→ DATA FOR THIS EXERCISE
----

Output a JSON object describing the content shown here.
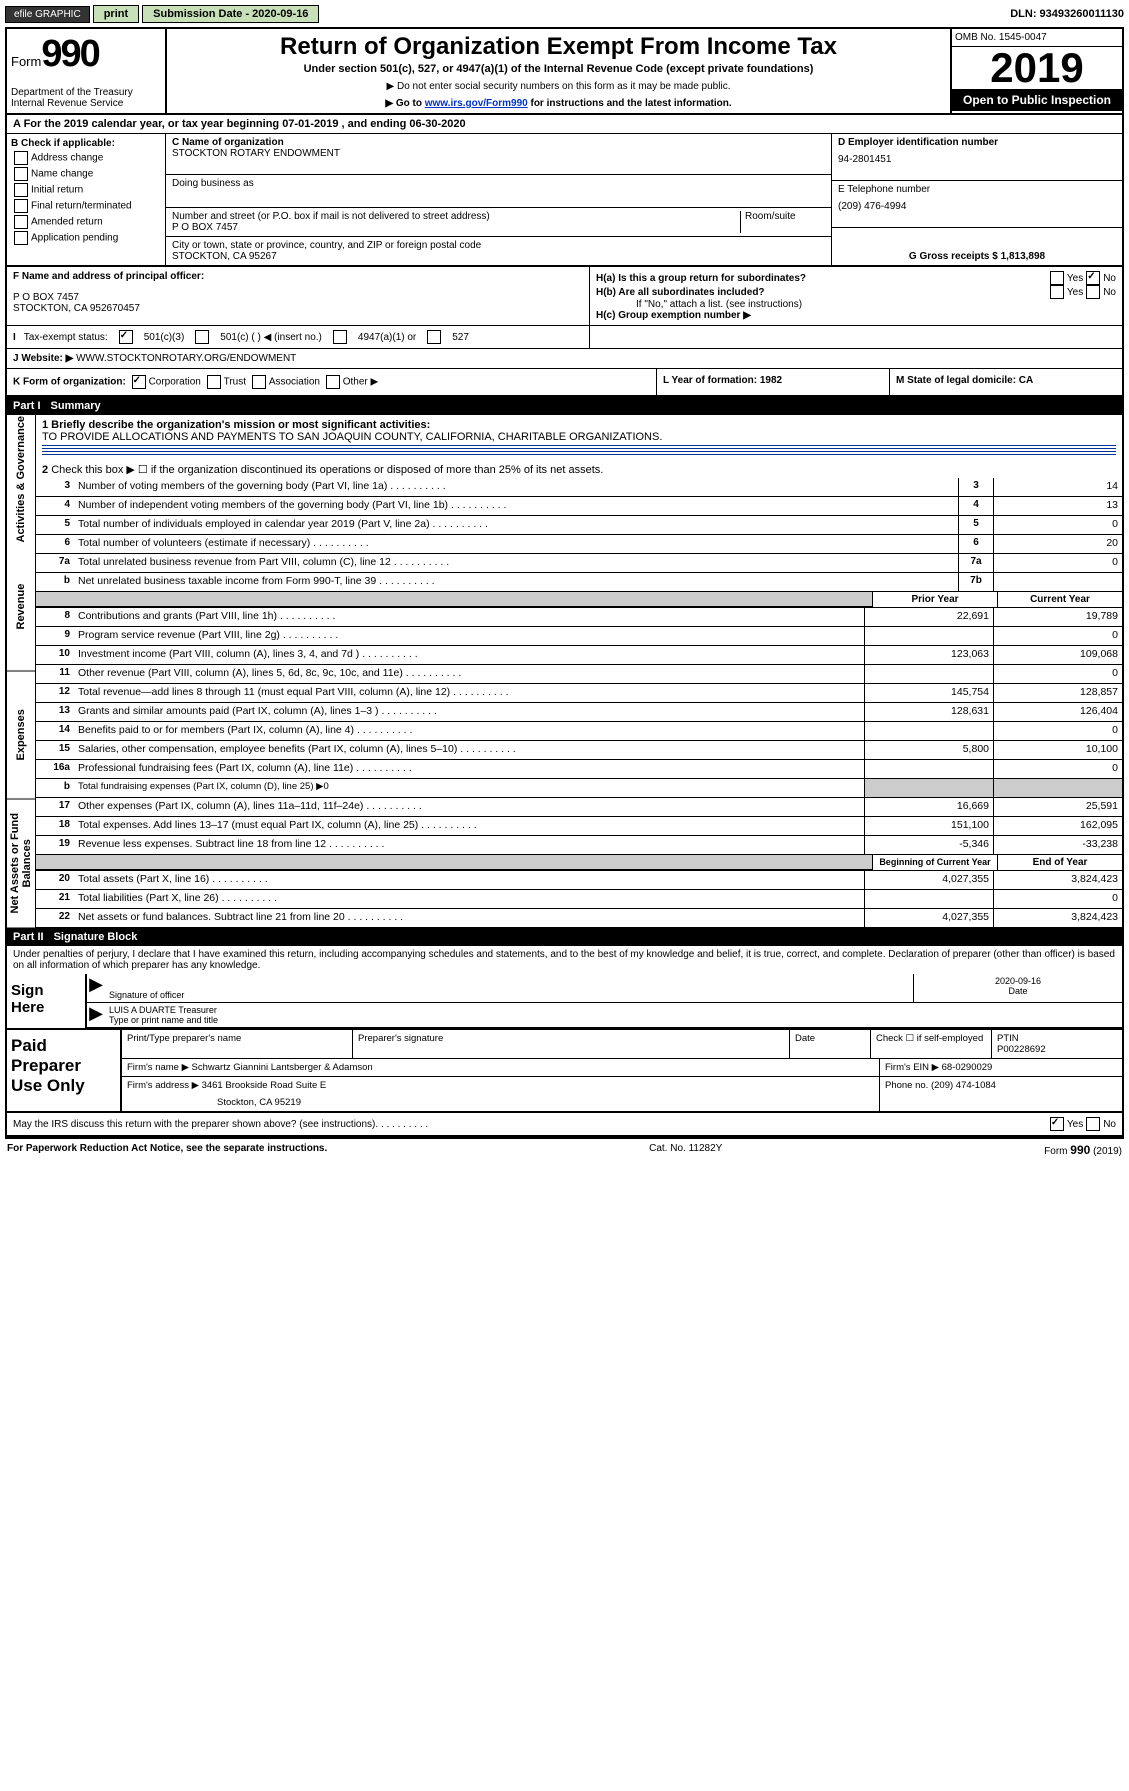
{
  "topbar": {
    "efile_label": "efile GRAPHIC",
    "print_btn": "print",
    "submission_label": "Submission Date - 2020-09-16",
    "dln": "DLN: 93493260011130"
  },
  "header": {
    "form_prefix": "Form",
    "form_no": "990",
    "dept": "Department of the Treasury\nInternal Revenue Service",
    "title": "Return of Organization Exempt From Income Tax",
    "sub": "Under section 501(c), 527, or 4947(a)(1) of the Internal Revenue Code (except private foundations)",
    "note1": "▶ Do not enter social security numbers on this form as it may be made public.",
    "note2_pre": "▶ Go to ",
    "note2_link": "www.irs.gov/Form990",
    "note2_post": " for instructions and the latest information.",
    "omb": "OMB No. 1545-0047",
    "year": "2019",
    "open": "Open to Public Inspection"
  },
  "row_a": "A For the 2019 calendar year, or tax year beginning 07-01-2019   , and ending 06-30-2020",
  "box_b": {
    "title": "B Check if applicable:",
    "items": [
      "Address change",
      "Name change",
      "Initial return",
      "Final return/terminated",
      "Amended return",
      "Application pending"
    ]
  },
  "box_c": {
    "label": "C Name of organization",
    "value": "STOCKTON ROTARY ENDOWMENT",
    "dba_label": "Doing business as",
    "addr_label": "Number and street (or P.O. box if mail is not delivered to street address)",
    "room_label": "Room/suite",
    "addr": "P O BOX 7457",
    "city_label": "City or town, state or province, country, and ZIP or foreign postal code",
    "city": "STOCKTON, CA  95267"
  },
  "box_d": {
    "label": "D Employer identification number",
    "value": "94-2801451"
  },
  "box_e": {
    "label": "E Telephone number",
    "value": "(209) 476-4994"
  },
  "box_g": "G Gross receipts $ 1,813,898",
  "box_f": {
    "label": "F Name and address of principal officer:",
    "line1": "P O BOX 7457",
    "line2": "STOCKTON, CA  952670457"
  },
  "box_h": {
    "a": "H(a)  Is this a group return for subordinates?",
    "b": "H(b)  Are all subordinates included?",
    "b_note": "If \"No,\" attach a list. (see instructions)",
    "c": "H(c)  Group exemption number ▶"
  },
  "row_i": {
    "label": "Tax-exempt status:",
    "o1": "501(c)(3)",
    "o2": "501(c) (  ) ◀ (insert no.)",
    "o3": "4947(a)(1) or",
    "o4": "527"
  },
  "row_j": {
    "label": "Website: ▶",
    "value": "WWW.STOCKTONROTARY.ORG/ENDOWMENT"
  },
  "row_k": {
    "label": "K Form of organization:",
    "o1": "Corporation",
    "o2": "Trust",
    "o3": "Association",
    "o4": "Other ▶",
    "l": "L Year of formation: 1982",
    "m": "M State of legal domicile: CA"
  },
  "parts": {
    "p1": "Part I",
    "p1_title": "Summary",
    "p2": "Part II",
    "p2_title": "Signature Block"
  },
  "sidetabs": [
    "Activities & Governance",
    "Revenue",
    "Expenses",
    "Net Assets or Fund Balances"
  ],
  "q1": {
    "label": "1  Briefly describe the organization's mission or most significant activities:",
    "value": "TO PROVIDE ALLOCATIONS AND PAYMENTS TO SAN JOAQUIN COUNTY, CALIFORNIA, CHARITABLE ORGANIZATIONS."
  },
  "q2": "Check this box ▶ ☐  if the organization discontinued its operations or disposed of more than 25% of its net assets.",
  "lines_numeric": [
    {
      "n": "3",
      "label": "Number of voting members of the governing body (Part VI, line 1a)",
      "box": "3",
      "v": "14"
    },
    {
      "n": "4",
      "label": "Number of independent voting members of the governing body (Part VI, line 1b)",
      "box": "4",
      "v": "13"
    },
    {
      "n": "5",
      "label": "Total number of individuals employed in calendar year 2019 (Part V, line 2a)",
      "box": "5",
      "v": "0"
    },
    {
      "n": "6",
      "label": "Total number of volunteers (estimate if necessary)",
      "box": "6",
      "v": "20"
    },
    {
      "n": "7a",
      "label": "Total unrelated business revenue from Part VIII, column (C), line 12",
      "box": "7a",
      "v": "0"
    },
    {
      "n": "b",
      "label": "Net unrelated business taxable income from Form 990-T, line 39",
      "box": "7b",
      "v": "",
      "thick": true
    }
  ],
  "col_hdrs": {
    "prior": "Prior Year",
    "current": "Current Year",
    "beg": "Beginning of Current Year",
    "end": "End of Year"
  },
  "revenue": [
    {
      "n": "8",
      "label": "Contributions and grants (Part VIII, line 1h)",
      "p": "22,691",
      "c": "19,789"
    },
    {
      "n": "9",
      "label": "Program service revenue (Part VIII, line 2g)",
      "p": "",
      "c": "0"
    },
    {
      "n": "10",
      "label": "Investment income (Part VIII, column (A), lines 3, 4, and 7d )",
      "p": "123,063",
      "c": "109,068"
    },
    {
      "n": "11",
      "label": "Other revenue (Part VIII, column (A), lines 5, 6d, 8c, 9c, 10c, and 11e)",
      "p": "",
      "c": "0"
    },
    {
      "n": "12",
      "label": "Total revenue—add lines 8 through 11 (must equal Part VIII, column (A), line 12)",
      "p": "145,754",
      "c": "128,857",
      "thick": true
    }
  ],
  "expenses": [
    {
      "n": "13",
      "label": "Grants and similar amounts paid (Part IX, column (A), lines 1–3 )",
      "p": "128,631",
      "c": "126,404"
    },
    {
      "n": "14",
      "label": "Benefits paid to or for members (Part IX, column (A), line 4)",
      "p": "",
      "c": "0"
    },
    {
      "n": "15",
      "label": "Salaries, other compensation, employee benefits (Part IX, column (A), lines 5–10)",
      "p": "5,800",
      "c": "10,100"
    },
    {
      "n": "16a",
      "label": "Professional fundraising fees (Part IX, column (A), line 11e)",
      "p": "",
      "c": "0"
    },
    {
      "n": "b",
      "label": "Total fundraising expenses (Part IX, column (D), line 25) ▶0",
      "shaded": true
    },
    {
      "n": "17",
      "label": "Other expenses (Part IX, column (A), lines 11a–11d, 11f–24e)",
      "p": "16,669",
      "c": "25,591"
    },
    {
      "n": "18",
      "label": "Total expenses. Add lines 13–17 (must equal Part IX, column (A), line 25)",
      "p": "151,100",
      "c": "162,095"
    },
    {
      "n": "19",
      "label": "Revenue less expenses. Subtract line 18 from line 12",
      "p": "-5,346",
      "c": "-33,238",
      "thick": true
    }
  ],
  "netassets": [
    {
      "n": "20",
      "label": "Total assets (Part X, line 16)",
      "p": "4,027,355",
      "c": "3,824,423"
    },
    {
      "n": "21",
      "label": "Total liabilities (Part X, line 26)",
      "p": "",
      "c": "0"
    },
    {
      "n": "22",
      "label": "Net assets or fund balances. Subtract line 21 from line 20",
      "p": "4,027,355",
      "c": "3,824,423"
    }
  ],
  "sig": {
    "intro": "Under penalties of perjury, I declare that I have examined this return, including accompanying schedules and statements, and to the best of my knowledge and belief, it is true, correct, and complete. Declaration of preparer (other than officer) is based on all information of which preparer has any knowledge.",
    "sign_here": "Sign Here",
    "sig_label": "Signature of officer",
    "date": "2020-09-16",
    "date_label": "Date",
    "name": "LUIS A DUARTE  Treasurer",
    "name_label": "Type or print name and title"
  },
  "paid": {
    "title": "Paid Preparer Use Only",
    "h1": "Print/Type preparer's name",
    "h2": "Preparer's signature",
    "h3": "Date",
    "check_label": "Check ☐ if self-employed",
    "ptin_label": "PTIN",
    "ptin": "P00228692",
    "firm_name_label": "Firm's name   ▶",
    "firm_name": "Schwartz Giannini Lantsberger & Adamson",
    "ein_label": "Firm's EIN ▶",
    "ein": "68-0290029",
    "firm_addr_label": "Firm's address ▶",
    "firm_addr1": "3461 Brookside Road Suite E",
    "firm_addr2": "Stockton, CA  95219",
    "phone_label": "Phone no.",
    "phone": "(209) 474-1084"
  },
  "discuss": "May the IRS discuss this return with the preparer shown above? (see instructions)",
  "footer": {
    "pra": "For Paperwork Reduction Act Notice, see the separate instructions.",
    "cat": "Cat. No. 11282Y",
    "form": "Form 990 (2019)"
  },
  "yes": "Yes",
  "no": "No"
}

----

→ EXERCISE PROMPT
Where a line in the material above holds "business", copy that line.

→ FINISHED TASK
    "dba_label": "Doing business as",
      "label": "Total unrelated business revenue from Part VIII, column (C), line 12",
      "label": "Net unrelated business taxable income from Form 990-T, line 39",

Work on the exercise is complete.